(Data entries)
:::

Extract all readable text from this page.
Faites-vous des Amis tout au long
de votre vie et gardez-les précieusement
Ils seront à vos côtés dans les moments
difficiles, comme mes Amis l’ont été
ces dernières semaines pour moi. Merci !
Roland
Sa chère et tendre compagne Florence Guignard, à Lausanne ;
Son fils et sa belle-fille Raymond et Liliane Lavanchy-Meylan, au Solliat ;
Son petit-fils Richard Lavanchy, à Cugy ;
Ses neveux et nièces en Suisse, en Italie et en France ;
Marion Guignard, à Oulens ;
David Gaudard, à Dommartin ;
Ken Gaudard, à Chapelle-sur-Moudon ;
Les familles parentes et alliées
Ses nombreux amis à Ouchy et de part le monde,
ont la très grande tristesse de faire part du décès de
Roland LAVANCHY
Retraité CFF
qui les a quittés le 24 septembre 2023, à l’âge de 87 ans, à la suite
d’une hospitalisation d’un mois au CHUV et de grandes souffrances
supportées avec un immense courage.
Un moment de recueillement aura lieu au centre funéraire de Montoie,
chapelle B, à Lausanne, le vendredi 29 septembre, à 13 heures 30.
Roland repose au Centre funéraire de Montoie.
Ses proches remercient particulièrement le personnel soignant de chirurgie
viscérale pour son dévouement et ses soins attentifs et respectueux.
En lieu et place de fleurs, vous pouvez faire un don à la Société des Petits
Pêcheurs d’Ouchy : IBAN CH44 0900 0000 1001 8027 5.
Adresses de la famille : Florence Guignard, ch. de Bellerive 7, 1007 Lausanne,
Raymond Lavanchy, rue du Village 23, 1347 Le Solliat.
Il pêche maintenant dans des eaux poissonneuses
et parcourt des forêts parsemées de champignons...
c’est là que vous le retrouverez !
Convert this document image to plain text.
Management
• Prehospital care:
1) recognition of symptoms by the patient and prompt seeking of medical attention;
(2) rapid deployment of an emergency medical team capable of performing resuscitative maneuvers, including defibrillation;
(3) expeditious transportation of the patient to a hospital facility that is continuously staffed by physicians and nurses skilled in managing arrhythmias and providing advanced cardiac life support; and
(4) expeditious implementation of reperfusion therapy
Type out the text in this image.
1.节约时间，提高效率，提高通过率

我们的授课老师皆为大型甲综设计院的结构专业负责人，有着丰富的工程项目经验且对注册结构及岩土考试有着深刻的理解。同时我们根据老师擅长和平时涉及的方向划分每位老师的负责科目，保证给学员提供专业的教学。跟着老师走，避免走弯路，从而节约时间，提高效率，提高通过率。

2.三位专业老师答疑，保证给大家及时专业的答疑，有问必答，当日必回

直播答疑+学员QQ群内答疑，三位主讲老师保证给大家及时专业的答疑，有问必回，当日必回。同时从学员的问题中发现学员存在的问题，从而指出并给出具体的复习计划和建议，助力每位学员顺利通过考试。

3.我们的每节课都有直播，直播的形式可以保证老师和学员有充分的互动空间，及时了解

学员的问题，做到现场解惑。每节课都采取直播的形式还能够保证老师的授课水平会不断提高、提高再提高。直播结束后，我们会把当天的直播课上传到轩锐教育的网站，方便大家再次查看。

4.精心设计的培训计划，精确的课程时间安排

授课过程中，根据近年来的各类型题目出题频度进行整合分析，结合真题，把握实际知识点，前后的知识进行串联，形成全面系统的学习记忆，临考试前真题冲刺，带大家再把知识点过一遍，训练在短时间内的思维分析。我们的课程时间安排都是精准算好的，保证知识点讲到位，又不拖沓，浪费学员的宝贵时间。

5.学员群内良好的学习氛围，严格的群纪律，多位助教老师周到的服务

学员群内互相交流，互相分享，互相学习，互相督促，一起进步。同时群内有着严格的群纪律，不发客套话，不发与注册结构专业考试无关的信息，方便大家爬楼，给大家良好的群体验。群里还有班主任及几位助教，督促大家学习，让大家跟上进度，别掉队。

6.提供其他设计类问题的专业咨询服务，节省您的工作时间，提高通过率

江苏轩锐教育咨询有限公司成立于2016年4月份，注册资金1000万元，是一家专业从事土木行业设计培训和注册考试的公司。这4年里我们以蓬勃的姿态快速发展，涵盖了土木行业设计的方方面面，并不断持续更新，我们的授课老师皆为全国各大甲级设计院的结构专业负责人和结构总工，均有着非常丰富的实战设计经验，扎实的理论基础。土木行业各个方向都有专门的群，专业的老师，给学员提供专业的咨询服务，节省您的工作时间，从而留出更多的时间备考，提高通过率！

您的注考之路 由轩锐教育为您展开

:::

Description of the task ::
Go through the entries and repeat each one exactly.

Written answer ::
Extract all readable text from this page.
Faites-vous des Amis tout au long
de votre vie et gardez-les précieusement
Ils seront à vos côtés dans les moments
difficiles, comme mes Amis l’ont été
ces dernières semaines pour moi. Merci !
Roland
Sa chère et tendre compagne Florence Guignard, à Lausanne ;
Son fils et sa belle-fille Raymond et Liliane Lavanchy-Meylan, au Solliat ;
Son petit-fils Richard Lavanchy, à Cugy ;
Ses neveux et nièces en Suisse, en Italie et en France ;
Marion Guignard, à Oulens ;
David Gaudard, à Dommartin ;
Ken Gaudard, à Chapelle-sur-Moudon ;
Les familles parentes et alliées
Ses nombreux amis à Ouchy et de part le monde,
ont la très grande tristesse de faire part du décès de
Roland LAVANCHY
Retraité CFF
qui les a quittés le 24 septembre 2023, à l’âge de 87 ans, à la suite
d’une hospitalisation d’un mois au CHUV et de grandes souffrances
supportées avec un immense courage.
Un moment de recueillement aura lieu au centre funéraire de Montoie,
chapelle B, à Lausanne, le vendredi 29 septembre, à 13 heures 30.
Roland repose au Centre funéraire de Montoie.
Ses proches remercient particulièrement le personnel soignant de chirurgie
viscérale pour son dévouement et ses soins attentifs et respectueux.
En lieu et place de fleurs, vous pouvez faire un don à la Société des Petits
Pêcheurs d’Ouchy : IBAN CH44 0900 0000 1001 8027 5.
Adresses de la famille : Florence Guignard, ch. de Bellerive 7, 1007 Lausanne,
Raymond Lavanchy, rue du Village 23, 1347 Le Solliat.
Il pêche maintenant dans des eaux poissonneuses
et parcourt des forêts parsemées de champignons...
c’est là que vous le retrouverez !
Convert this document image to plain text.
Management
• Prehospital care:
1) recognition of symptoms by the patient and prompt seeking of medical attention;
(2) rapid deployment of an emergency medical team capable of performing resuscitative maneuvers, including defibrillation;
(3) expeditious transportation of the patient to a hospital facility that is continuously staffed by physicians and nurses skilled in managing arrhythmias and providing advanced cardiac life support; and
(4) expeditious implementation of reperfusion therapy
Type out the text in this image.
1.节约时间，提高效率，提高通过率

我们的授课老师皆为大型甲综设计院的结构专业负责人，有着丰富的工程项目经验且对注册结构及岩土考试有着深刻的理解。同时我们根据老师擅长和平时涉及的方向划分每位老师的负责科目，保证给学员提供专业的教学。跟着老师走，避免走弯路，从而节约时间，提高效率，提高通过率。

2.三位专业老师答疑，保证给大家及时专业的答疑，有问必答，当日必回

直播答疑+学员QQ群内答疑，三位主讲老师保证给大家及时专业的答疑，有问必回，当日必回。同时从学员的问题中发现学员存在的问题，从而指出并给出具体的复习计划和建议，助力每位学员顺利通过考试。

3.我们的每节课都有直播，直播的形式可以保证老师和学员有充分的互动空间，及时了解

学员的问题，做到现场解惑。每节课都采取直播的形式还能够保证老师的授课水平会不断提高、提高再提高。直播结束后，我们会把当天的直播课上传到轩锐教育的网站，方便大家再次查看。

4.精心设计的培训计划，精确的课程时间安排

授课过程中，根据近年来的各类型题目出题频度进行整合分析，结合真题，把握实际知识点，前后的知识进行串联，形成全面系统的学习记忆，临考试前真题冲刺，带大家再把知识点过一遍，训练在短时间内的思维分析。我们的课程时间安排都是精准算好的，保证知识点讲到位，又不拖沓，浪费学员的宝贵时间。

5.学员群内良好的学习氛围，严格的群纪律，多位助教老师周到的服务

学员群内互相交流，互相分享，互相学习，互相督促，一起进步。同时群内有着严格的群纪律，不发客套话，不发与注册结构专业考试无关的信息，方便大家爬楼，给大家良好的群体验。群里还有班主任及几位助教，督促大家学习，让大家跟上进度，别掉队。

6.提供其他设计类问题的专业咨询服务，节省您的工作时间，提高通过率

江苏轩锐教育咨询有限公司成立于2016年4月份，注册资金1000万元，是一家专业从事土木行业设计培训和注册考试的公司。这4年里我们以蓬勃的姿态快速发展，涵盖了土木行业设计的方方面面，并不断持续更新，我们的授课老师皆为全国各大甲级设计院的结构专业负责人和结构总工，均有着非常丰富的实战设计经验，扎实的理论基础。土木行业各个方向都有专门的群，专业的老师，给学员提供专业的咨询服务，节省您的工作时间，从而留出更多的时间备考，提高通过率！

您的注考之路 由轩锐教育为您展开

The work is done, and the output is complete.